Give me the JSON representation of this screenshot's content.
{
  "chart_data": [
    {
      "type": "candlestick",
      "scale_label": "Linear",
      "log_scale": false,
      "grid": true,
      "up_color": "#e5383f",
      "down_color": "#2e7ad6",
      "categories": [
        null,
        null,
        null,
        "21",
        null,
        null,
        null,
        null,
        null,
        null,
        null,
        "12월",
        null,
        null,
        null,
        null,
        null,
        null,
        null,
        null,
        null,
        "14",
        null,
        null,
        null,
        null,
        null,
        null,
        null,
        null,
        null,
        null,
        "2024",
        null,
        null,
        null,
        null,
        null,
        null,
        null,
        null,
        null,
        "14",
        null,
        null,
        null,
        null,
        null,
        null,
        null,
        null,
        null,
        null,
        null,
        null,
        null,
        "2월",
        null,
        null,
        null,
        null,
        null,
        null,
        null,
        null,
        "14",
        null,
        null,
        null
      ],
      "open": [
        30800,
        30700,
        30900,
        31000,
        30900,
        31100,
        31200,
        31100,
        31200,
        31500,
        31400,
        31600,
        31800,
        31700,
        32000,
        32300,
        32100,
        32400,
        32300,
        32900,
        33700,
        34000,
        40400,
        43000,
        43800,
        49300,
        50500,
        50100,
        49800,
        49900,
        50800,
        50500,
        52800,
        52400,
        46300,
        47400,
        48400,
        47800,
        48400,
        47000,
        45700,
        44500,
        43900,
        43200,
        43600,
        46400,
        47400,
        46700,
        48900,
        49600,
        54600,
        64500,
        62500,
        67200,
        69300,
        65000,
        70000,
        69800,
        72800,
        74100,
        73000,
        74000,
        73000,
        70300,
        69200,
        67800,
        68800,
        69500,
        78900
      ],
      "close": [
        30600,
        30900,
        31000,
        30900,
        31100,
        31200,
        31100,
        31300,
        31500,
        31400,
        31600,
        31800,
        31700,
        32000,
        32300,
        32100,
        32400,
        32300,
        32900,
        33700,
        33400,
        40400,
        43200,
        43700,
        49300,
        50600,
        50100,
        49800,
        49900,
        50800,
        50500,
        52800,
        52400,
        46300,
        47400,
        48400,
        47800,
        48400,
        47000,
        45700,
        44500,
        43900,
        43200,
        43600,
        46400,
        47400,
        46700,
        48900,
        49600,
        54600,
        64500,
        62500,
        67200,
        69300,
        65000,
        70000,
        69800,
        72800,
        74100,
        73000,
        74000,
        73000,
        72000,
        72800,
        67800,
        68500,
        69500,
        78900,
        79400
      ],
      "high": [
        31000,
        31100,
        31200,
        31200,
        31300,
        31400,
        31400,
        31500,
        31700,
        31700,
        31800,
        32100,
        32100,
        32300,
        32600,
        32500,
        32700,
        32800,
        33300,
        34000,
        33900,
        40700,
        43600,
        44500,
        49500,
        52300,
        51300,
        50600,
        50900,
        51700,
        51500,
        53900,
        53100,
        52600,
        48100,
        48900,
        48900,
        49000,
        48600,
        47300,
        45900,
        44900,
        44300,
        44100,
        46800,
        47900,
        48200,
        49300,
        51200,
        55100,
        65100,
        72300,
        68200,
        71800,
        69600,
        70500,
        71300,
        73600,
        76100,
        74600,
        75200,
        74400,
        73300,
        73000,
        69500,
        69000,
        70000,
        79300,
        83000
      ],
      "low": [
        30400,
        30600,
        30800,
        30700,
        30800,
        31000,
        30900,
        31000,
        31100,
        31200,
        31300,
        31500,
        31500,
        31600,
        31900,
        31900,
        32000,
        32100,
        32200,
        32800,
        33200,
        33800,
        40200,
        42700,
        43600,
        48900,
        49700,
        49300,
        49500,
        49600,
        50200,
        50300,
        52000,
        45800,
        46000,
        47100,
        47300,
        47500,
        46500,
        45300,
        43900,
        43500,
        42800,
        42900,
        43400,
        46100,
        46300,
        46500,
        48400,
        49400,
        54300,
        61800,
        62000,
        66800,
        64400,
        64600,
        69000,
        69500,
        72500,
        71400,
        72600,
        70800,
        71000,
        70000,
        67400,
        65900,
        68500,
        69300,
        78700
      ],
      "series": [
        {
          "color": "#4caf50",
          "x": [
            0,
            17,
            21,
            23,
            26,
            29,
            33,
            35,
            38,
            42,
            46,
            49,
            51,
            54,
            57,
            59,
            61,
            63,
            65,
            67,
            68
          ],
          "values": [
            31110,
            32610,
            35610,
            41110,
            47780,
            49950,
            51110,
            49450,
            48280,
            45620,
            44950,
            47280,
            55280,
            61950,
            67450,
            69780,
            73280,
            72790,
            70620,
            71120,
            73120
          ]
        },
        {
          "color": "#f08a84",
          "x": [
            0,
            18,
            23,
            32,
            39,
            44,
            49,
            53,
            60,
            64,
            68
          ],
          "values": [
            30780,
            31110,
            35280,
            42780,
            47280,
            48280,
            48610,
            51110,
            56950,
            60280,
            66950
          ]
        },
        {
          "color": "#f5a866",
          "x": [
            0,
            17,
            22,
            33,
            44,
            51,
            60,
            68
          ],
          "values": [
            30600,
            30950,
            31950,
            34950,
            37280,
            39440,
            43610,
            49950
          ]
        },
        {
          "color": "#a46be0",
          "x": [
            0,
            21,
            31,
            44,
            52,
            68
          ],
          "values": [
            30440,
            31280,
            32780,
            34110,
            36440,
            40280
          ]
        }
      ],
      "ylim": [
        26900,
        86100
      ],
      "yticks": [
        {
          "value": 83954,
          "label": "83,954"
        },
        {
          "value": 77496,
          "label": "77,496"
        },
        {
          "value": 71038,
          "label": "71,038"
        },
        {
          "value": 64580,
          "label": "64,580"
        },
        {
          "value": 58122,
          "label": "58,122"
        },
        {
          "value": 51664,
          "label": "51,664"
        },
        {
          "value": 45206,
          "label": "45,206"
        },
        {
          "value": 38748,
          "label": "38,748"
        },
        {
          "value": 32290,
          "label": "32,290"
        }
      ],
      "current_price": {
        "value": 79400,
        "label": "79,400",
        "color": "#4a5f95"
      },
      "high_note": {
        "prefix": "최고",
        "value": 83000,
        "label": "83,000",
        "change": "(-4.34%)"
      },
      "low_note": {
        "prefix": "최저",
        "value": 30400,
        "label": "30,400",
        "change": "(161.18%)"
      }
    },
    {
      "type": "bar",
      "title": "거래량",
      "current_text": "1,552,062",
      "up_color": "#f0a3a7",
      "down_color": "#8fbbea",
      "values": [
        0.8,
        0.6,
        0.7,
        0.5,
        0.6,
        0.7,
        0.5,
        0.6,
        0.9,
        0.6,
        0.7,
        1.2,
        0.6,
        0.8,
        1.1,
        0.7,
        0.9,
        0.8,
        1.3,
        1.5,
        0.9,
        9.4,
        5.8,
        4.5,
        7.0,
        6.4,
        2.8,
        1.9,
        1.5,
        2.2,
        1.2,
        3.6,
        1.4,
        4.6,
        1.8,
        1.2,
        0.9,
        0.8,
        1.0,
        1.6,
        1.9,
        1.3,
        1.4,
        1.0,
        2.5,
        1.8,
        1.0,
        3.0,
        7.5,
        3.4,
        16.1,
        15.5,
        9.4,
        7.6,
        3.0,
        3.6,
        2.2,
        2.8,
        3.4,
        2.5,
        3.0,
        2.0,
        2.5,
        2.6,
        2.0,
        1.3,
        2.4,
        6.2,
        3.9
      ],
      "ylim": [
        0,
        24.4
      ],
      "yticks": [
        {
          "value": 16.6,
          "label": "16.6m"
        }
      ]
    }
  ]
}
※
## AIM
Quote every record above exactly.

## RESULT FOR THIS TASK
Give me the JSON representation of this screenshot's content.
{
  "chart_data": [
    {
      "type": "candlestick",
      "scale_label": "Linear",
      "log_scale": false,
      "grid": true,
      "up_color": "#e5383f",
      "down_color": "#2e7ad6",
      "categories": [
        null,
        null,
        null,
        "21",
        null,
        null,
        null,
        null,
        null,
        null,
        null,
        "12월",
        null,
        null,
        null,
        null,
        null,
        null,
        null,
        null,
        null,
        "14",
        null,
        null,
        null,
        null,
        null,
        null,
        null,
        null,
        null,
        null,
        "2024",
        null,
        null,
        null,
        null,
        null,
        null,
        null,
        null,
        null,
        "14",
        null,
        null,
        null,
        null,
        null,
        null,
        null,
        null,
        null,
        null,
        null,
        null,
        null,
        "2월",
        null,
        null,
        null,
        null,
        null,
        null,
        null,
        null,
        "14",
        null,
        null,
        null
      ],
      "open": [
        30800,
        30700,
        30900,
        31000,
        30900,
        31100,
        31200,
        31100,
        31200,
        31500,
        31400,
        31600,
        31800,
        31700,
        32000,
        32300,
        32100,
        32400,
        32300,
        32900,
        33700,
        34000,
        40400,
        43000,
        43800,
        49300,
        50500,
        50100,
        49800,
        49900,
        50800,
        50500,
        52800,
        52400,
        46300,
        47400,
        48400,
        47800,
        48400,
        47000,
        45700,
        44500,
        43900,
        43200,
        43600,
        46400,
        47400,
        46700,
        48900,
        49600,
        54600,
        64500,
        62500,
        67200,
        69300,
        65000,
        70000,
        69800,
        72800,
        74100,
        73000,
        74000,
        73000,
        70300,
        69200,
        67800,
        68800,
        69500,
        78900
      ],
      "close": [
        30600,
        30900,
        31000,
        30900,
        31100,
        31200,
        31100,
        31300,
        31500,
        31400,
        31600,
        31800,
        31700,
        32000,
        32300,
        32100,
        32400,
        32300,
        32900,
        33700,
        33400,
        40400,
        43200,
        43700,
        49300,
        50600,
        50100,
        49800,
        49900,
        50800,
        50500,
        52800,
        52400,
        46300,
        47400,
        48400,
        47800,
        48400,
        47000,
        45700,
        44500,
        43900,
        43200,
        43600,
        46400,
        47400,
        46700,
        48900,
        49600,
        54600,
        64500,
        62500,
        67200,
        69300,
        65000,
        70000,
        69800,
        72800,
        74100,
        73000,
        74000,
        73000,
        72000,
        72800,
        67800,
        68500,
        69500,
        78900,
        79400
      ],
      "high": [
        31000,
        31100,
        31200,
        31200,
        31300,
        31400,
        31400,
        31500,
        31700,
        31700,
        31800,
        32100,
        32100,
        32300,
        32600,
        32500,
        32700,
        32800,
        33300,
        34000,
        33900,
        40700,
        43600,
        44500,
        49500,
        52300,
        51300,
        50600,
        50900,
        51700,
        51500,
        53900,
        53100,
        52600,
        48100,
        48900,
        48900,
        49000,
        48600,
        47300,
        45900,
        44900,
        44300,
        44100,
        46800,
        47900,
        48200,
        49300,
        51200,
        55100,
        65100,
        72300,
        68200,
        71800,
        69600,
        70500,
        71300,
        73600,
        76100,
        74600,
        75200,
        74400,
        73300,
        73000,
        69500,
        69000,
        70000,
        79300,
        83000
      ],
      "low": [
        30400,
        30600,
        30800,
        30700,
        30800,
        31000,
        30900,
        31000,
        31100,
        31200,
        31300,
        31500,
        31500,
        31600,
        31900,
        31900,
        32000,
        32100,
        32200,
        32800,
        33200,
        33800,
        40200,
        42700,
        43600,
        48900,
        49700,
        49300,
        49500,
        49600,
        50200,
        50300,
        52000,
        45800,
        46000,
        47100,
        47300,
        47500,
        46500,
        45300,
        43900,
        43500,
        42800,
        42900,
        43400,
        46100,
        46300,
        46500,
        48400,
        49400,
        54300,
        61800,
        62000,
        66800,
        64400,
        64600,
        69000,
        69500,
        72500,
        71400,
        72600,
        70800,
        71000,
        70000,
        67400,
        65900,
        68500,
        69300,
        78700
      ],
      "series": [
        {
          "color": "#4caf50",
          "x": [
            0,
            17,
            21,
            23,
            26,
            29,
            33,
            35,
            38,
            42,
            46,
            49,
            51,
            54,
            57,
            59,
            61,
            63,
            65,
            67,
            68
          ],
          "values": [
            31110,
            32610,
            35610,
            41110,
            47780,
            49950,
            51110,
            49450,
            48280,
            45620,
            44950,
            47280,
            55280,
            61950,
            67450,
            69780,
            73280,
            72790,
            70620,
            71120,
            73120
          ]
        },
        {
          "color": "#f08a84",
          "x": [
            0,
            18,
            23,
            32,
            39,
            44,
            49,
            53,
            60,
            64,
            68
          ],
          "values": [
            30780,
            31110,
            35280,
            42780,
            47280,
            48280,
            48610,
            51110,
            56950,
            60280,
            66950
          ]
        },
        {
          "color": "#f5a866",
          "x": [
            0,
            17,
            22,
            33,
            44,
            51,
            60,
            68
          ],
          "values": [
            30600,
            30950,
            31950,
            34950,
            37280,
            39440,
            43610,
            49950
          ]
        },
        {
          "color": "#a46be0",
          "x": [
            0,
            21,
            31,
            44,
            52,
            68
          ],
          "values": [
            30440,
            31280,
            32780,
            34110,
            36440,
            40280
          ]
        }
      ],
      "ylim": [
        26900,
        86100
      ],
      "yticks": [
        {
          "value": 83954,
          "label": "83,954"
        },
        {
          "value": 77496,
          "label": "77,496"
        },
        {
          "value": 71038,
          "label": "71,038"
        },
        {
          "value": 64580,
          "label": "64,580"
        },
        {
          "value": 58122,
          "label": "58,122"
        },
        {
          "value": 51664,
          "label": "51,664"
        },
        {
          "value": 45206,
          "label": "45,206"
        },
        {
          "value": 38748,
          "label": "38,748"
        },
        {
          "value": 32290,
          "label": "32,290"
        }
      ],
      "current_price": {
        "value": 79400,
        "label": "79,400",
        "color": "#4a5f95"
      },
      "high_note": {
        "prefix": "최고",
        "value": 83000,
        "label": "83,000",
        "change": "(-4.34%)"
      },
      "low_note": {
        "prefix": "최저",
        "value": 30400,
        "label": "30,400",
        "change": "(161.18%)"
      }
    },
    {
      "type": "bar",
      "title": "거래량",
      "current_text": "1,552,062",
      "up_color": "#f0a3a7",
      "down_color": "#8fbbea",
      "values": [
        0.8,
        0.6,
        0.7,
        0.5,
        0.6,
        0.7,
        0.5,
        0.6,
        0.9,
        0.6,
        0.7,
        1.2,
        0.6,
        0.8,
        1.1,
        0.7,
        0.9,
        0.8,
        1.3,
        1.5,
        0.9,
        9.4,
        5.8,
        4.5,
        7.0,
        6.4,
        2.8,
        1.9,
        1.5,
        2.2,
        1.2,
        3.6,
        1.4,
        4.6,
        1.8,
        1.2,
        0.9,
        0.8,
        1.0,
        1.6,
        1.9,
        1.3,
        1.4,
        1.0,
        2.5,
        1.8,
        1.0,
        3.0,
        7.5,
        3.4,
        16.1,
        15.5,
        9.4,
        7.6,
        3.0,
        3.6,
        2.2,
        2.8,
        3.4,
        2.5,
        3.0,
        2.0,
        2.5,
        2.6,
        2.0,
        1.3,
        2.4,
        6.2,
        3.9
      ],
      "ylim": [
        0,
        24.4
      ],
      "yticks": [
        {
          "value": 16.6,
          "label": "16.6m"
        }
      ]
    }
  ]
}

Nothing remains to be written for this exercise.